Present the data once more in exactly its original form.
--- begin LISTED ENTRIES ---
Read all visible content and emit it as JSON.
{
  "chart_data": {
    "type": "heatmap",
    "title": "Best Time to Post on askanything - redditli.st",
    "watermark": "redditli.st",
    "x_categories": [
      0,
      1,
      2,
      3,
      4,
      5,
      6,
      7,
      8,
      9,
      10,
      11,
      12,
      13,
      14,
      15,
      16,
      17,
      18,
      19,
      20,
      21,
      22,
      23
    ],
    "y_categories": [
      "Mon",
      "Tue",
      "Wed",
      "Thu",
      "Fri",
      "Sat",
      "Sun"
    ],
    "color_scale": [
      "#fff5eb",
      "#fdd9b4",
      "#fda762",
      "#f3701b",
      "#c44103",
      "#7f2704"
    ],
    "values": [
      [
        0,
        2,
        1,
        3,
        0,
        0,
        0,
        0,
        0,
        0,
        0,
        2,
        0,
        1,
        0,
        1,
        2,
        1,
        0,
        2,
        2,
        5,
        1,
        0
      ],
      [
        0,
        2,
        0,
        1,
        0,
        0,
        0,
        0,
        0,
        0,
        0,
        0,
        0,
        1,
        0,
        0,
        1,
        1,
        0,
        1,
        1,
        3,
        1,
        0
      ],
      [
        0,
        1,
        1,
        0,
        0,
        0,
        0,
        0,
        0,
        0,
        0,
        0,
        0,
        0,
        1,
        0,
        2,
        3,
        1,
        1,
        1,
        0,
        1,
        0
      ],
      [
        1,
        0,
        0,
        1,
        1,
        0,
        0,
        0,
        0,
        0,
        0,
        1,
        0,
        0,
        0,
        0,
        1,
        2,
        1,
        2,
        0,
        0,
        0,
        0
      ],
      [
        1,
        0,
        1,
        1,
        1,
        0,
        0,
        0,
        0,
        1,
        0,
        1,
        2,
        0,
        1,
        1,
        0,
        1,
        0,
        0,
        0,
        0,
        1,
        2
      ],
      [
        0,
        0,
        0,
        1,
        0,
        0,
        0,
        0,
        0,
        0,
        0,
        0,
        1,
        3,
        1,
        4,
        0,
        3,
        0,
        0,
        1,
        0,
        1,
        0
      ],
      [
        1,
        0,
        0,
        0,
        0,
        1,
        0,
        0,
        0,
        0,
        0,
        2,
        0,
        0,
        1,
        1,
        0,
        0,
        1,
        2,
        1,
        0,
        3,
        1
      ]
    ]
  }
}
--- end LISTED ENTRIES ---
_IN RESPONSE:_
Read all visible content and emit it as JSON.
{
  "chart_data": {
    "type": "heatmap",
    "title": "Best Time to Post on askanything - redditli.st",
    "watermark": "redditli.st",
    "x_categories": [
      0,
      1,
      2,
      3,
      4,
      5,
      6,
      7,
      8,
      9,
      10,
      11,
      12,
      13,
      14,
      15,
      16,
      17,
      18,
      19,
      20,
      21,
      22,
      23
    ],
    "y_categories": [
      "Mon",
      "Tue",
      "Wed",
      "Thu",
      "Fri",
      "Sat",
      "Sun"
    ],
    "color_scale": [
      "#fff5eb",
      "#fdd9b4",
      "#fda762",
      "#f3701b",
      "#c44103",
      "#7f2704"
    ],
    "values": [
      [
        0,
        2,
        1,
        3,
        0,
        0,
        0,
        0,
        0,
        0,
        0,
        2,
        0,
        1,
        0,
        1,
        2,
        1,
        0,
        2,
        2,
        5,
        1,
        0
      ],
      [
        0,
        2,
        0,
        1,
        0,
        0,
        0,
        0,
        0,
        0,
        0,
        0,
        0,
        1,
        0,
        0,
        1,
        1,
        0,
        1,
        1,
        3,
        1,
        0
      ],
      [
        0,
        1,
        1,
        0,
        0,
        0,
        0,
        0,
        0,
        0,
        0,
        0,
        0,
        0,
        1,
        0,
        2,
        3,
        1,
        1,
        1,
        0,
        1,
        0
      ],
      [
        1,
        0,
        0,
        1,
        1,
        0,
        0,
        0,
        0,
        0,
        0,
        1,
        0,
        0,
        0,
        0,
        1,
        2,
        1,
        2,
        0,
        0,
        0,
        0
      ],
      [
        1,
        0,
        1,
        1,
        1,
        0,
        0,
        0,
        0,
        1,
        0,
        1,
        2,
        0,
        1,
        1,
        0,
        1,
        0,
        0,
        0,
        0,
        1,
        2
      ],
      [
        0,
        0,
        0,
        1,
        0,
        0,
        0,
        0,
        0,
        0,
        0,
        0,
        1,
        3,
        1,
        4,
        0,
        3,
        0,
        0,
        1,
        0,
        1,
        0
      ],
      [
        1,
        0,
        0,
        0,
        0,
        1,
        0,
        0,
        0,
        0,
        0,
        2,
        0,
        0,
        1,
        1,
        0,
        0,
        1,
        2,
        1,
        0,
        3,
        1
      ]
    ]
  }
}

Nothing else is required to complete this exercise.